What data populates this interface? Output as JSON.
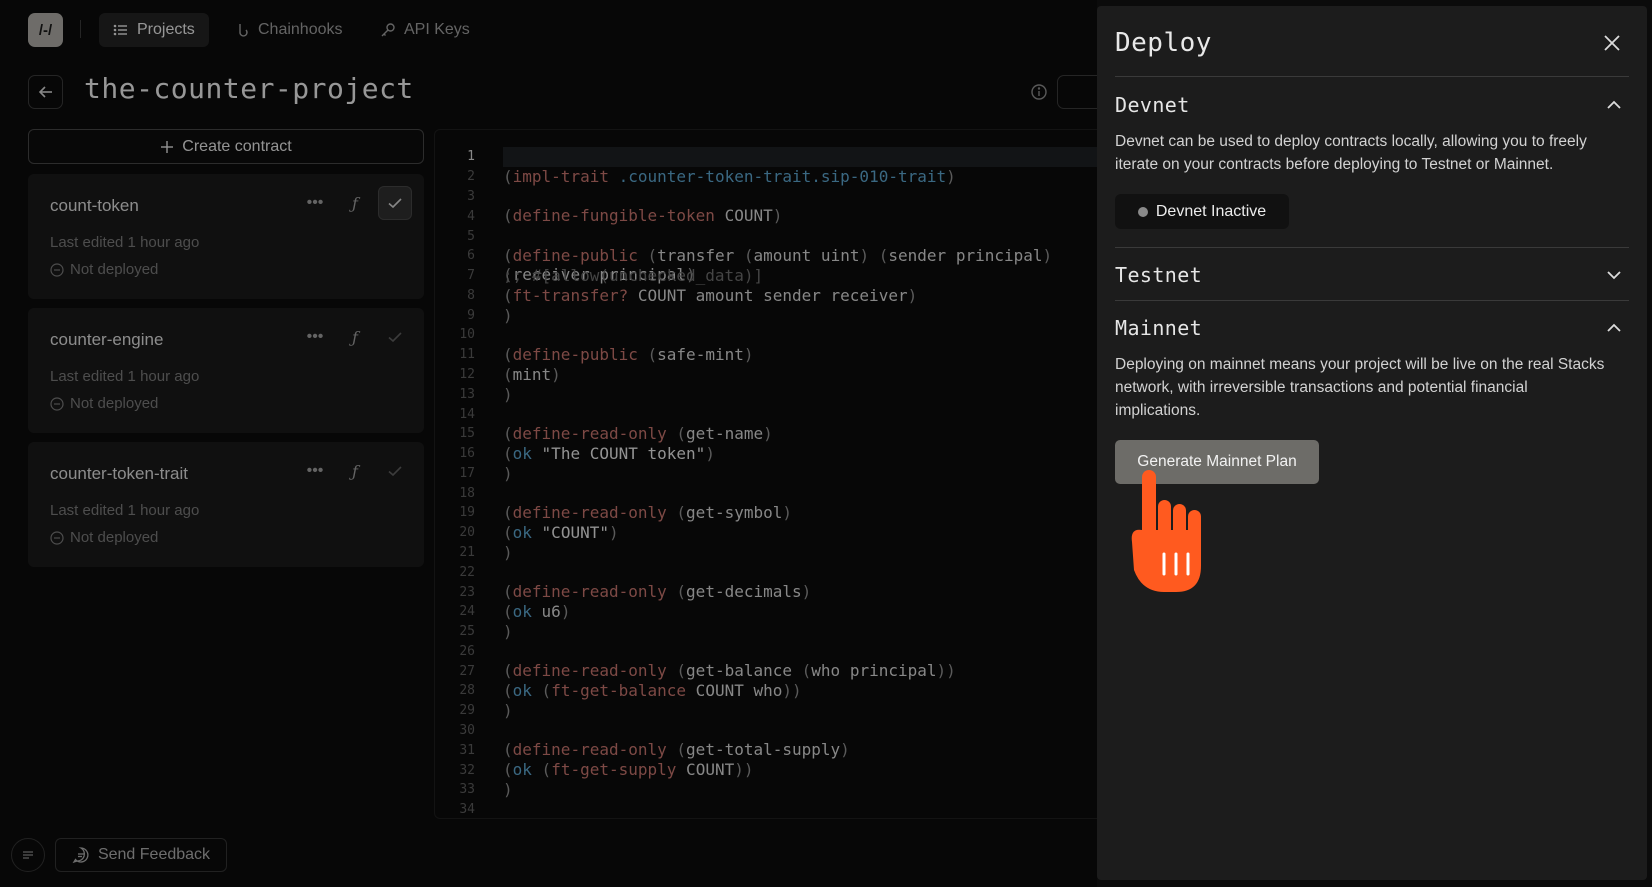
{
  "nav": {
    "logo": "/-/",
    "items": [
      {
        "label": "Projects",
        "icon": "list-icon",
        "active": true
      },
      {
        "label": "Chainhooks",
        "icon": "hook-icon",
        "active": false
      },
      {
        "label": "API Keys",
        "icon": "key-icon",
        "active": false
      }
    ]
  },
  "project": {
    "title": "the-counter-project"
  },
  "sidebar": {
    "create_label": "Create contract",
    "contracts": [
      {
        "name": "count-token",
        "edited": "Last edited 1 hour ago",
        "status": "Not deployed"
      },
      {
        "name": "counter-engine",
        "edited": "Last edited 1 hour ago",
        "status": "Not deployed"
      },
      {
        "name": "counter-token-trait",
        "edited": "Last edited 1 hour ago",
        "status": "Not deployed"
      }
    ]
  },
  "editor": {
    "line_numbers": [
      "1",
      "2",
      "3",
      "4",
      "5",
      "6",
      "7",
      "8",
      "9",
      "10",
      "11",
      "12",
      "13",
      "14",
      "15",
      "16",
      "17",
      "18",
      "19",
      "20",
      "21",
      "22",
      "23",
      "24",
      "25",
      "26",
      "27",
      "28",
      "29",
      "30",
      "31",
      "32",
      "33",
      "34"
    ]
  },
  "footer": {
    "feedback_label": "Send Feedback"
  },
  "deploy": {
    "title": "Deploy",
    "devnet": {
      "title": "Devnet",
      "description": "Devnet can be used to deploy contracts locally, allowing you to freely iterate on your contracts before deploying to Testnet or Mainnet.",
      "button": "Devnet Inactive"
    },
    "testnet": {
      "title": "Testnet"
    },
    "mainnet": {
      "title": "Mainnet",
      "description": "Deploying on mainnet means your project will be live on the real Stacks network, with irreversible transactions and potential financial implications.",
      "button": "Generate Mainnet Plan"
    }
  },
  "colors": {
    "accent_hand": "#ff5a1f",
    "panel_bg": "#1c1c1c",
    "keyword": "#c0716a",
    "symbol": "#5aa0c8"
  }
}
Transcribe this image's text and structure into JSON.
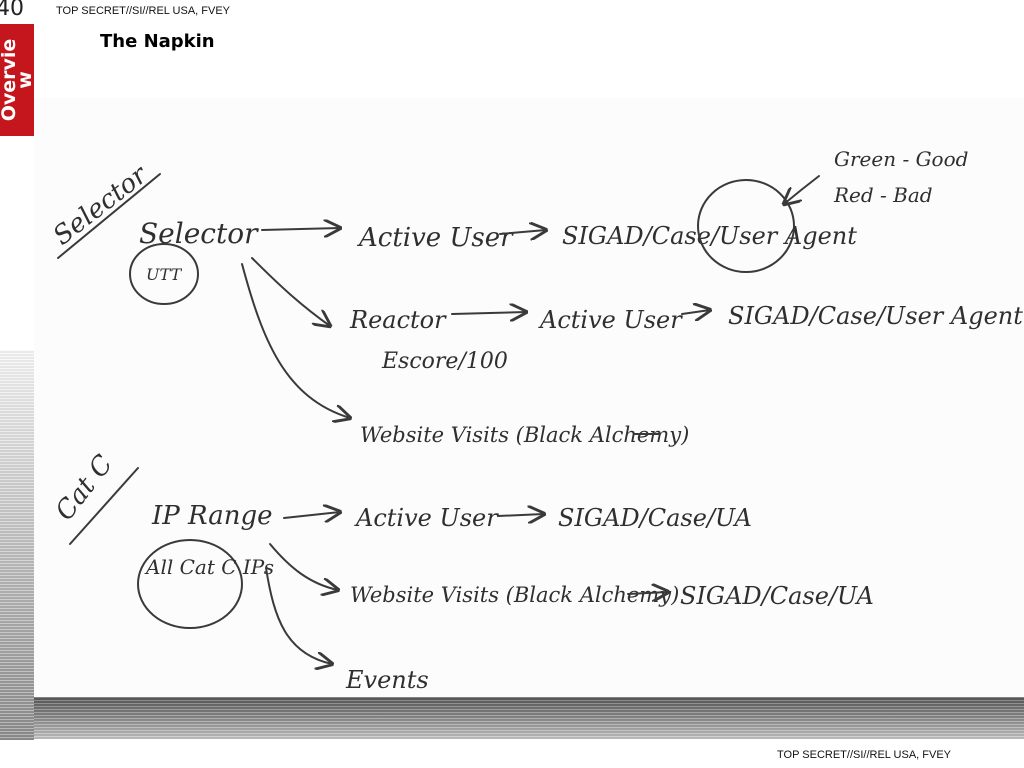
○ ○ ○ ○ ○
Copy the material exactly. Do not include the pictures.

What data populates this interface? Output as JSON.
{
  "nav": {
    "logo": "/-/",
    "items": [
      {
        "label": "Projects",
        "icon": "list-icon",
        "active": true
      },
      {
        "label": "Chainhooks",
        "icon": "hook-icon",
        "active": false
      },
      {
        "label": "API Keys",
        "icon": "key-icon",
        "active": false
      }
    ]
  },
  "project": {
    "title": "the-counter-project"
  },
  "sidebar": {
    "create_label": "Create contract",
    "contracts": [
      {
        "name": "count-token",
        "edited": "Last edited 1 hour ago",
        "status": "Not deployed"
      },
      {
        "name": "counter-engine",
        "edited": "Last edited 1 hour ago",
        "status": "Not deployed"
      },
      {
        "name": "counter-token-trait",
        "edited": "Last edited 1 hour ago",
        "status": "Not deployed"
      }
    ]
  },
  "editor": {
    "line_numbers": [
      "1",
      "2",
      "3",
      "4",
      "5",
      "6",
      "7",
      "8",
      "9",
      "10",
      "11",
      "12",
      "13",
      "14",
      "15",
      "16",
      "17",
      "18",
      "19",
      "20",
      "21",
      "22",
      "23",
      "24",
      "25",
      "26",
      "27",
      "28",
      "29",
      "30",
      "31",
      "32",
      "33",
      "34"
    ]
  },
  "footer": {
    "feedback_label": "Send Feedback"
  },
  "deploy": {
    "title": "Deploy",
    "devnet": {
      "title": "Devnet",
      "description": "Devnet can be used to deploy contracts locally, allowing you to freely iterate on your contracts before deploying to Testnet or Mainnet.",
      "button": "Devnet Inactive"
    },
    "testnet": {
      "title": "Testnet"
    },
    "mainnet": {
      "title": "Mainnet",
      "description": "Deploying on mainnet means your project will be live on the real Stacks network, with irreversible transactions and potential financial implications.",
      "button": "Generate Mainnet Plan"
    }
  },
  "colors": {
    "accent_hand": "#ff5a1f",
    "panel_bg": "#1c1c1c",
    "keyword": "#c0716a",
    "symbol": "#5aa0c8"
  }
}
Transcribe this image's text and structure into JSON.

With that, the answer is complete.